>> start
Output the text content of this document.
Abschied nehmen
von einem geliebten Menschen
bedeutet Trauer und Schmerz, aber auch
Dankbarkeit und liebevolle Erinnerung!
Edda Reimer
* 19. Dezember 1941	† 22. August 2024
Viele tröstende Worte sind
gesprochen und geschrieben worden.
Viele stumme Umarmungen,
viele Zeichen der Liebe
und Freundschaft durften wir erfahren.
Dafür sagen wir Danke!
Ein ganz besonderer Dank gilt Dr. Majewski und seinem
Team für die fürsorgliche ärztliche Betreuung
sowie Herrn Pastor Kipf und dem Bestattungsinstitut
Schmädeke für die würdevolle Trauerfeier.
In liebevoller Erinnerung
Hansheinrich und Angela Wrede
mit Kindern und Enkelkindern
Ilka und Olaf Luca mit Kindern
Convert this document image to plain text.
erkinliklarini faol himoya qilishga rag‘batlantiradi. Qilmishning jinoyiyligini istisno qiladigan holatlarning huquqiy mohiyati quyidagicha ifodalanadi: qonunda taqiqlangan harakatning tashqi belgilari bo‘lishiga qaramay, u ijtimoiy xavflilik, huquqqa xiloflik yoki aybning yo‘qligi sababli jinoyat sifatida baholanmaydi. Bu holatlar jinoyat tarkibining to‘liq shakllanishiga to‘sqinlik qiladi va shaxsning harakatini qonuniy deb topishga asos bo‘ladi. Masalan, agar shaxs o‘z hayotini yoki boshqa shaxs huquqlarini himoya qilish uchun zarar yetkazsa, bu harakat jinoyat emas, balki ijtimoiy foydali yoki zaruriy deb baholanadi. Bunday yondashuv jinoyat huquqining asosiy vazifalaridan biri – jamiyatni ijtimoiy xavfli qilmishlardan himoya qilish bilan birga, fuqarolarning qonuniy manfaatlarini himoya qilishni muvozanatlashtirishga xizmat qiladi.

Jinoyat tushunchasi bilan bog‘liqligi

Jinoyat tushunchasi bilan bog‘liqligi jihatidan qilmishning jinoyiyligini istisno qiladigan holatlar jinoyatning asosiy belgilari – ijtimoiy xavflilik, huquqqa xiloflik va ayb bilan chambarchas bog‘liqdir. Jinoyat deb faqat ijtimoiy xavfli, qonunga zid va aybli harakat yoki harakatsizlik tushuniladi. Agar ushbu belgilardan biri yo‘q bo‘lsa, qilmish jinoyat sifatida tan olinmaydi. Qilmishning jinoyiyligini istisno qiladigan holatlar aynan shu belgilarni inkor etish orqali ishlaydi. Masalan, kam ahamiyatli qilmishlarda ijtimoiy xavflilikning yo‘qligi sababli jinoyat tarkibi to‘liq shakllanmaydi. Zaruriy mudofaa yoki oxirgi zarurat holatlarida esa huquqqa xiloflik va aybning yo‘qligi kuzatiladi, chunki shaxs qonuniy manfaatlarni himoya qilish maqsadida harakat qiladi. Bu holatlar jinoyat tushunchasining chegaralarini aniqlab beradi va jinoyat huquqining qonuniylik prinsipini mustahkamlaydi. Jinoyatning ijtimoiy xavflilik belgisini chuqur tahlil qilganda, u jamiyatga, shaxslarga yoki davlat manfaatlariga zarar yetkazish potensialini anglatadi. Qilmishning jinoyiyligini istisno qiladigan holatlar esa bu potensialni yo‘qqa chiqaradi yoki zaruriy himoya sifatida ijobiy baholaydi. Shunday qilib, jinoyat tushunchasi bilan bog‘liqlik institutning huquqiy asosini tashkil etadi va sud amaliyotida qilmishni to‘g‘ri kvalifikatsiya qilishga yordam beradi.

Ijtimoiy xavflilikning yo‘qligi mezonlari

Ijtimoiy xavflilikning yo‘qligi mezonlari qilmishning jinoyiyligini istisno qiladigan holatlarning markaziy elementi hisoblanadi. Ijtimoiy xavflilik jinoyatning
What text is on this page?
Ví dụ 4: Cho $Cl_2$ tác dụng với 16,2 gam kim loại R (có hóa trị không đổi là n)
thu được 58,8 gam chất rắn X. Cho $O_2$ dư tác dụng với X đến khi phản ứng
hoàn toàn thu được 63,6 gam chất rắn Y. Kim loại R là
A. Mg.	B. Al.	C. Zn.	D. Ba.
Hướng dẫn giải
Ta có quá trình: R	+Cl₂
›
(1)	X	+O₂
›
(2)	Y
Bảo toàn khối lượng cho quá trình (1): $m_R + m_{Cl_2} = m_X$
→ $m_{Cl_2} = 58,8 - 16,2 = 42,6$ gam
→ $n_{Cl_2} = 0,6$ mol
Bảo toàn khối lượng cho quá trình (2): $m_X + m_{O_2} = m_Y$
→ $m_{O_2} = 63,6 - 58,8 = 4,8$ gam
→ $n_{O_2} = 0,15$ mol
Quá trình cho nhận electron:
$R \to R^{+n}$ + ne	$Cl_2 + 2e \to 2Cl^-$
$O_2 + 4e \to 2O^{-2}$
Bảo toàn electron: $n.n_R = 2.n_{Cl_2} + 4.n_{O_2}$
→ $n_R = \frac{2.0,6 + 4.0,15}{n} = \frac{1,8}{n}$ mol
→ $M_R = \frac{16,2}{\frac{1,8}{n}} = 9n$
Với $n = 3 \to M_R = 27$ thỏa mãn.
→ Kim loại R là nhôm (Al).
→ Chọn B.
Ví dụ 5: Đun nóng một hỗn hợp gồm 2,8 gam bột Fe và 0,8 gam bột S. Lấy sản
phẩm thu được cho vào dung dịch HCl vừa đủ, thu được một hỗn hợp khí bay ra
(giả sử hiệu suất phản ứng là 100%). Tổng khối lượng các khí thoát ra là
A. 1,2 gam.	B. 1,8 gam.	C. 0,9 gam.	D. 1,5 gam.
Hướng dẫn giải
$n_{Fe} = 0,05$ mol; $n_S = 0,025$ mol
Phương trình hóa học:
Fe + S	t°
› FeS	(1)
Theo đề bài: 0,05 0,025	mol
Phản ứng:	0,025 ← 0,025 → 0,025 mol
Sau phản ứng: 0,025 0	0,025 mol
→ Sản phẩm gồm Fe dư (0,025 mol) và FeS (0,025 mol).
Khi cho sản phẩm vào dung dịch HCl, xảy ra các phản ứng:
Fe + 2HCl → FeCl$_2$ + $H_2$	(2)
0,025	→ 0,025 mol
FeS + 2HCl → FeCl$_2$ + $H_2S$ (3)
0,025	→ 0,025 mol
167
>> end
Scan the data above and copy every line with "chất" in it.

thu được 58,8 gam chất rắn X. Cho $O_2$ dư tác dụng với X đến khi phản ứng
hoàn toàn thu được 63,6 gam chất rắn Y. Kim loại R là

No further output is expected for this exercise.